## [Exercise directions]
Say how many lines include "Code", with no words around the number.

## [Stored data]

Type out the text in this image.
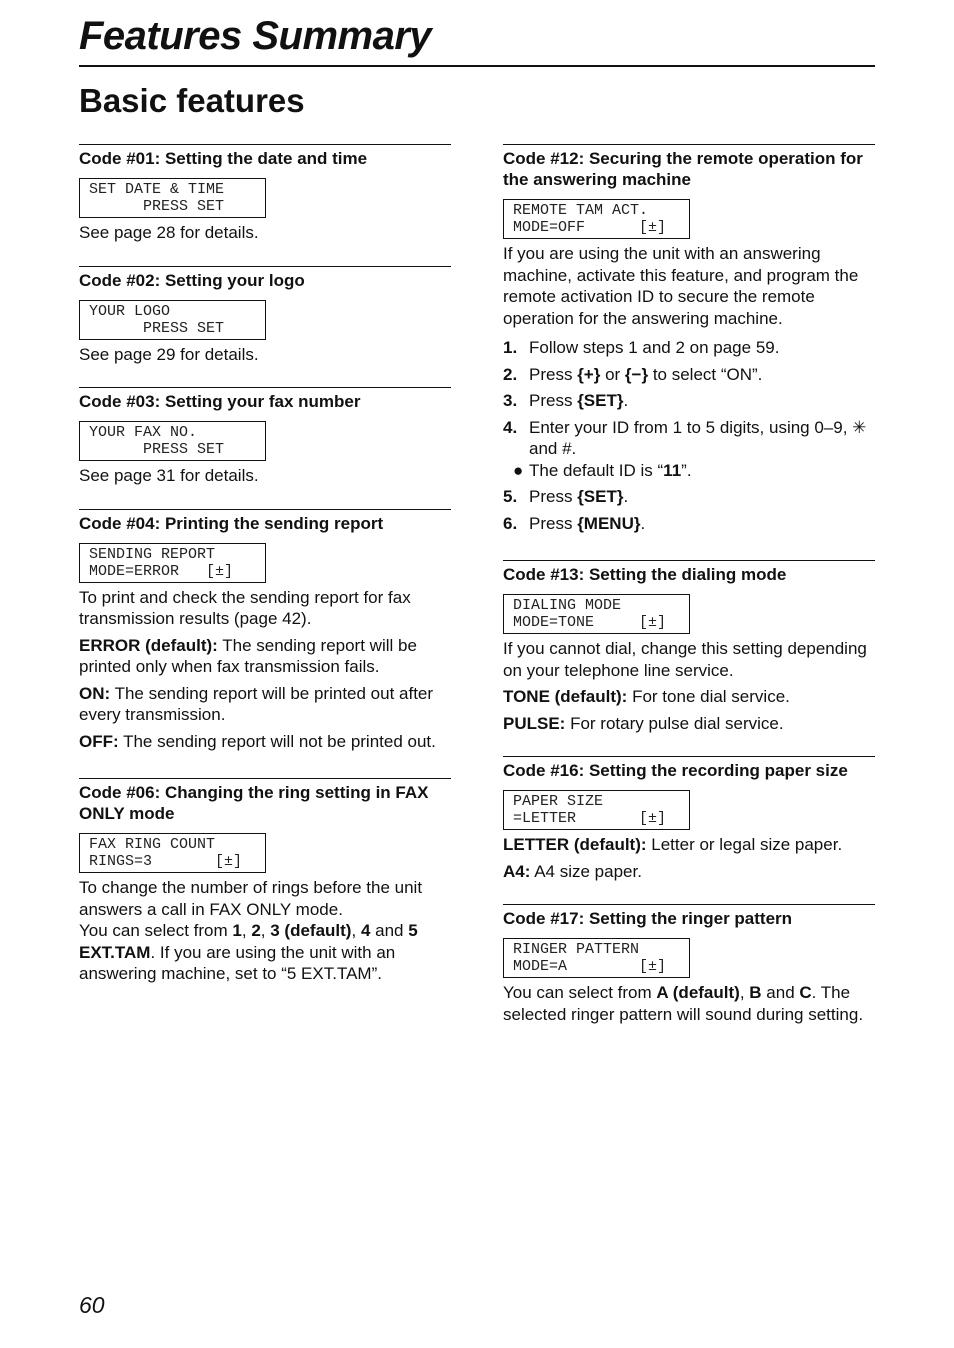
Features Summary
Basic features

Code #01: Setting the date and time

SET DATE & TIME
PRESS SET

See page 28 for details.

Code #02: Setting your logo

YOUR LOGO
PRESS SET

See page 29 for details.

Code #03: Setting your fax number

YOUR FAX NO.
PRESS SET

See page 31 for details.

Code #04: Printing the sending report

SENDING REPORT
MODE=ERROR   [±]

To print and check the sending report for fax transmission results (page 42).

ERROR (default): The sending report will be printed only when fax transmission fails.

ON: The sending report will be printed out after every transmission.

OFF: The sending report will not be printed out.

Code #06: Changing the ring setting in FAX ONLY mode

FAX RING COUNT
RINGS=3       [±]

To change the number of rings before the unit answers a call in FAX ONLY mode.

You can select from 1, 2, 3 (default), 4 and 5 EXT.TAM. If you are using the unit with an answering machine, set to “5 EXT.TAM”.

Code #12: Securing the remote operation for the answering machine

REMOTE TAM ACT.
MODE=OFF      [±]

If you are using the unit with an answering machine, activate this feature, and program the remote activation ID to secure the remote operation for the answering machine.

1. Follow steps 1 and 2 on page 59.
2. Press {+} or {−} to select “ON”.
3. Press {SET}.
4. Enter your ID from 1 to 5 digits, using 0–9, ✳ and #.
● The default ID is “11”.
5. Press {SET}.
6. Press {MENU}.

Code #13: Setting the dialing mode

DIALING MODE
MODE=TONE     [±]

If you cannot dial, change this setting depending on your telephone line service.

TONE (default): For tone dial service.

PULSE: For rotary pulse dial service.

Code #16: Setting the recording paper size

PAPER SIZE
=LETTER       [±]

LETTER (default): Letter or legal size paper.

A4: A4 size paper.

Code #17: Setting the ringer pattern

RINGER PATTERN
MODE=A        [±]

You can select from A (default), B and C. The selected ringer pattern will sound during setting.

60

## [Response below]
9